* _Exercise brief_
Search the material below for the string "title" and extract each line that has it.

Stored items
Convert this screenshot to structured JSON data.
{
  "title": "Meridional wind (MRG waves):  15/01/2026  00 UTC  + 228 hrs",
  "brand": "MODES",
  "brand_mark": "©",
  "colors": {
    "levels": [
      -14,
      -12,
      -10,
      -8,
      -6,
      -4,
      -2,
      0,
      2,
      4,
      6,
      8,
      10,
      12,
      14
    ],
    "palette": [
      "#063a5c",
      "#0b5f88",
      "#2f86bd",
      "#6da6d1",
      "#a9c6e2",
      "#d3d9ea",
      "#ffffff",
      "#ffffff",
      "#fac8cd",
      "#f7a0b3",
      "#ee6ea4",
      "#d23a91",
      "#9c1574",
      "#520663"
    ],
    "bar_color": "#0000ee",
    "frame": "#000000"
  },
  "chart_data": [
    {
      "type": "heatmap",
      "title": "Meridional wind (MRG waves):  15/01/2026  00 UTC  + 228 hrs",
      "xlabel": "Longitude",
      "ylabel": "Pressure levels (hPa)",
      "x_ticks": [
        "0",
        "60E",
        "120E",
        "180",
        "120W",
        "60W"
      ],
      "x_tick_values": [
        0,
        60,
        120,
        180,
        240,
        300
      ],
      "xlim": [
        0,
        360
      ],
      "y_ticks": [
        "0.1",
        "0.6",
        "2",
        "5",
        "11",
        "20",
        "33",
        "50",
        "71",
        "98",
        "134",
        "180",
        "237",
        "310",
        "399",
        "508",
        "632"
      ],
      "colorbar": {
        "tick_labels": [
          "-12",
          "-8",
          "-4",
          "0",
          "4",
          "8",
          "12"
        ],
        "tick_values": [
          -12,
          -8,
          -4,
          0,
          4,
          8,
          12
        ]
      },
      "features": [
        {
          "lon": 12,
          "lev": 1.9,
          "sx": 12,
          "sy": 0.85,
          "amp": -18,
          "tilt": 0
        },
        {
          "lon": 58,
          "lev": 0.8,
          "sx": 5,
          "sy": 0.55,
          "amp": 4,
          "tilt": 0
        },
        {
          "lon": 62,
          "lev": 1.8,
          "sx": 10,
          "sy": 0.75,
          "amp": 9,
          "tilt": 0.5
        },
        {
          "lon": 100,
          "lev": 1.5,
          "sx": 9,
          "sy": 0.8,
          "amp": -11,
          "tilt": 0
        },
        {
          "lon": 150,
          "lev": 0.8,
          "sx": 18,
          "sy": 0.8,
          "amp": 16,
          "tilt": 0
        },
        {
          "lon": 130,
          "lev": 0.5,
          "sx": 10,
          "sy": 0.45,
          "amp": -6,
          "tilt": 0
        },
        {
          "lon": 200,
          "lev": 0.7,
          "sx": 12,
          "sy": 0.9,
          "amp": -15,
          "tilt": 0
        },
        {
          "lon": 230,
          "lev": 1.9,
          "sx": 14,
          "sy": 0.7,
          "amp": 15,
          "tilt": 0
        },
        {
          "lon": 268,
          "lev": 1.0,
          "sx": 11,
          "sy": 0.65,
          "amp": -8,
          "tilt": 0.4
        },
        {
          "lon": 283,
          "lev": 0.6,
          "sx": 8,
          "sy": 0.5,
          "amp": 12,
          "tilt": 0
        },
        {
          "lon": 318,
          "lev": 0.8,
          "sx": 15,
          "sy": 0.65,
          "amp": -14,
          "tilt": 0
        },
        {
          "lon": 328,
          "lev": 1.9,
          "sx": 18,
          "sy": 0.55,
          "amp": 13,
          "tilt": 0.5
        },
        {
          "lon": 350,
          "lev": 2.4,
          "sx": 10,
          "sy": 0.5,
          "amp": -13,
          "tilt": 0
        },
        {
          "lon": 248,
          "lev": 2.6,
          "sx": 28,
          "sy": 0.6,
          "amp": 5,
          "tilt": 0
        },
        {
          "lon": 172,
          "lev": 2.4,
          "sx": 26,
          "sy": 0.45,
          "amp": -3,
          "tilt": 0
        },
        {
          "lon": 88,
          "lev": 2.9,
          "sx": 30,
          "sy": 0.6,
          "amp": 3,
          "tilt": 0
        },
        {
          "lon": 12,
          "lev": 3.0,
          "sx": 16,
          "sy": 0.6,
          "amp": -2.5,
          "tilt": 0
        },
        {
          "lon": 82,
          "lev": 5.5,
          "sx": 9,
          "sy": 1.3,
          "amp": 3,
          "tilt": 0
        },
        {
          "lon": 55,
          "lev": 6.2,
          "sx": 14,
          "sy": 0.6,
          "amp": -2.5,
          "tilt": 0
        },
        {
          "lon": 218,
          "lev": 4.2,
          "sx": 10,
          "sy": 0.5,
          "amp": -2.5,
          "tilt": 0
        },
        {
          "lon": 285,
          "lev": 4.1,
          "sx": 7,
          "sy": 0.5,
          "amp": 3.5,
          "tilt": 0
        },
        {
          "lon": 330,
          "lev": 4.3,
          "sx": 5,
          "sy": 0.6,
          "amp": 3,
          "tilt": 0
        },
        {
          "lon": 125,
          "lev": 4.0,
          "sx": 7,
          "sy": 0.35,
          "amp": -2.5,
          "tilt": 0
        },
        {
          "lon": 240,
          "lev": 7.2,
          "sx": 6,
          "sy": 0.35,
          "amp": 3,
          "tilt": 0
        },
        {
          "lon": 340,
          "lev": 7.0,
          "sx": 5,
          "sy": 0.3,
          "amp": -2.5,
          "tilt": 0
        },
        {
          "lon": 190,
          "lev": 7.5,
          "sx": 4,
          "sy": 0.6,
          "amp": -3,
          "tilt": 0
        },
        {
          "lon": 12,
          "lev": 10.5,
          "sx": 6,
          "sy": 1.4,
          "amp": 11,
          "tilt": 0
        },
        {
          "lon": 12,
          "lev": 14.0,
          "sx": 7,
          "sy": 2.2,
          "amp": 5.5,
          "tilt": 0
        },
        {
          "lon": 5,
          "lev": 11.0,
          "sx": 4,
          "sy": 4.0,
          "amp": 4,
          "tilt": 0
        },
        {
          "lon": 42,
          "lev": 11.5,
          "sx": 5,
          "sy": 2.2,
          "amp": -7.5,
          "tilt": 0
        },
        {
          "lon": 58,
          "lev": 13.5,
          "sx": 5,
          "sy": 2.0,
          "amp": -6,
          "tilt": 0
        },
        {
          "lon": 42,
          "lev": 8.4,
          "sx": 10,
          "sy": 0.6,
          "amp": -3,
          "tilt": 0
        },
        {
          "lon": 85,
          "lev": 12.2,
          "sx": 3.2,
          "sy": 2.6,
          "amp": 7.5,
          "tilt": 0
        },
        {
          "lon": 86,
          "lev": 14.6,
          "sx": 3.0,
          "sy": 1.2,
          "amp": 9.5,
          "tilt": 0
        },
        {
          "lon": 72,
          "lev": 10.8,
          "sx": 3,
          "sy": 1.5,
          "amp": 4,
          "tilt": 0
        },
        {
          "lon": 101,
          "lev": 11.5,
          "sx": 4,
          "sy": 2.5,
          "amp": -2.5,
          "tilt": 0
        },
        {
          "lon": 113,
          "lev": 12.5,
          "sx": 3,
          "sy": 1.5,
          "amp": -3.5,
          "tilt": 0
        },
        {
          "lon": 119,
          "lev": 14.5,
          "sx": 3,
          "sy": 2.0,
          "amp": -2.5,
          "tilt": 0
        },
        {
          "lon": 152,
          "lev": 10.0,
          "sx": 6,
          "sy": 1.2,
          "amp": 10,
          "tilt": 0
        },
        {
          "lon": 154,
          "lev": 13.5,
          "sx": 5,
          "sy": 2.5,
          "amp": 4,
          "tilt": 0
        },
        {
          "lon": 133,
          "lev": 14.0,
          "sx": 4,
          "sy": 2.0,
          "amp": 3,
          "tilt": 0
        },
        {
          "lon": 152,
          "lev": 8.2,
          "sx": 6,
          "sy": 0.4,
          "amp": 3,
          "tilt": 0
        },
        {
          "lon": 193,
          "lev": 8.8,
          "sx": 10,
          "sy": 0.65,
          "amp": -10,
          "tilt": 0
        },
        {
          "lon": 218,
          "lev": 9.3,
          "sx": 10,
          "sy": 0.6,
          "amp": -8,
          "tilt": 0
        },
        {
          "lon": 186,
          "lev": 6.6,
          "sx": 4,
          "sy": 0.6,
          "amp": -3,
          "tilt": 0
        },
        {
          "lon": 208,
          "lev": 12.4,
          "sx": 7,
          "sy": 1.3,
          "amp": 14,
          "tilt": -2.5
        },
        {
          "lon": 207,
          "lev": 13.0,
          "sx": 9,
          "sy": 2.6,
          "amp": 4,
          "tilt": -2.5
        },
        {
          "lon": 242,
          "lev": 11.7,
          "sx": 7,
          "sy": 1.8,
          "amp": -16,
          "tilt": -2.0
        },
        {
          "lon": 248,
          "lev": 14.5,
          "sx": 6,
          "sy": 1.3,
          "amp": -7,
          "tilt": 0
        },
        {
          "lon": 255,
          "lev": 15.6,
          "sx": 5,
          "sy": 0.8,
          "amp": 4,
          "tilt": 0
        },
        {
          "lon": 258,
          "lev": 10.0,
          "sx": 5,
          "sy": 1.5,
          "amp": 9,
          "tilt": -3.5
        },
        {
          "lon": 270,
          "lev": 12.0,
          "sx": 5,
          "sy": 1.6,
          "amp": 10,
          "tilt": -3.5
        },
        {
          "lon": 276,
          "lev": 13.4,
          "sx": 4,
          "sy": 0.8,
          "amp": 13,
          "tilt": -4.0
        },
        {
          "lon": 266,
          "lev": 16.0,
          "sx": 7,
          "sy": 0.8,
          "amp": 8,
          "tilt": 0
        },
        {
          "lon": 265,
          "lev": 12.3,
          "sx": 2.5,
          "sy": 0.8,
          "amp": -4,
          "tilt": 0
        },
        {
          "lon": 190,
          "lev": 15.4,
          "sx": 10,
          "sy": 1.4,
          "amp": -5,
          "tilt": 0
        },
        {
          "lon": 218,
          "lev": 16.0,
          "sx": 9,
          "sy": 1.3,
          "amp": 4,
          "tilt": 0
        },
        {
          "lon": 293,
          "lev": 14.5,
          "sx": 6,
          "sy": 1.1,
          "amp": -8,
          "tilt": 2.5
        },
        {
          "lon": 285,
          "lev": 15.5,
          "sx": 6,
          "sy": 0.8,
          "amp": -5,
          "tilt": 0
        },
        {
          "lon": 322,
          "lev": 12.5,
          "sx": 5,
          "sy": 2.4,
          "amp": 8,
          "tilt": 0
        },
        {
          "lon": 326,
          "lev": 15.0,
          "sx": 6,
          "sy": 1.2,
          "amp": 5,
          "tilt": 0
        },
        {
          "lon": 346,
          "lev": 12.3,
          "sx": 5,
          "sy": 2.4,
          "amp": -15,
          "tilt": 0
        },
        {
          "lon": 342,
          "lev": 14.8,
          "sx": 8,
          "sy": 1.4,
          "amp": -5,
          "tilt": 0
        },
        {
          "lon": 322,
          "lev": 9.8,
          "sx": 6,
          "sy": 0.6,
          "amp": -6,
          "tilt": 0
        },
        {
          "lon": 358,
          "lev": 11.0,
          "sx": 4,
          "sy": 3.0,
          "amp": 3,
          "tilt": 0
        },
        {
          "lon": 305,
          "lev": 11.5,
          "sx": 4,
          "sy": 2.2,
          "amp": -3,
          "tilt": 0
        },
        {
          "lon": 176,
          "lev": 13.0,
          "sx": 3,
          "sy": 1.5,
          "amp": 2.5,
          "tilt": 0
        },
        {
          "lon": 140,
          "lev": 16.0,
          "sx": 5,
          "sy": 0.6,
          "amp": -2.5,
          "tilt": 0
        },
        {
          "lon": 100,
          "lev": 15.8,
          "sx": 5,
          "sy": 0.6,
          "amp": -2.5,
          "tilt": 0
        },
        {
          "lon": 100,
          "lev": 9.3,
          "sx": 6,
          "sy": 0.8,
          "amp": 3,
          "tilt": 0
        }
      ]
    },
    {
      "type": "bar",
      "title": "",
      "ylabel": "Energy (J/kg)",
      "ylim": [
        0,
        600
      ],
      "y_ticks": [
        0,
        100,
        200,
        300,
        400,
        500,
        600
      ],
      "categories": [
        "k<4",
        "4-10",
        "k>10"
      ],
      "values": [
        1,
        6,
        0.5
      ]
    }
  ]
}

* _Exercise response_
  "title": "Meridional wind (MRG waves):  15/01/2026  00 UTC  + 228 hrs",
      "title": "Meridional wind (MRG waves):  15/01/2026  00 UTC  + 228 hrs",
      "title": "",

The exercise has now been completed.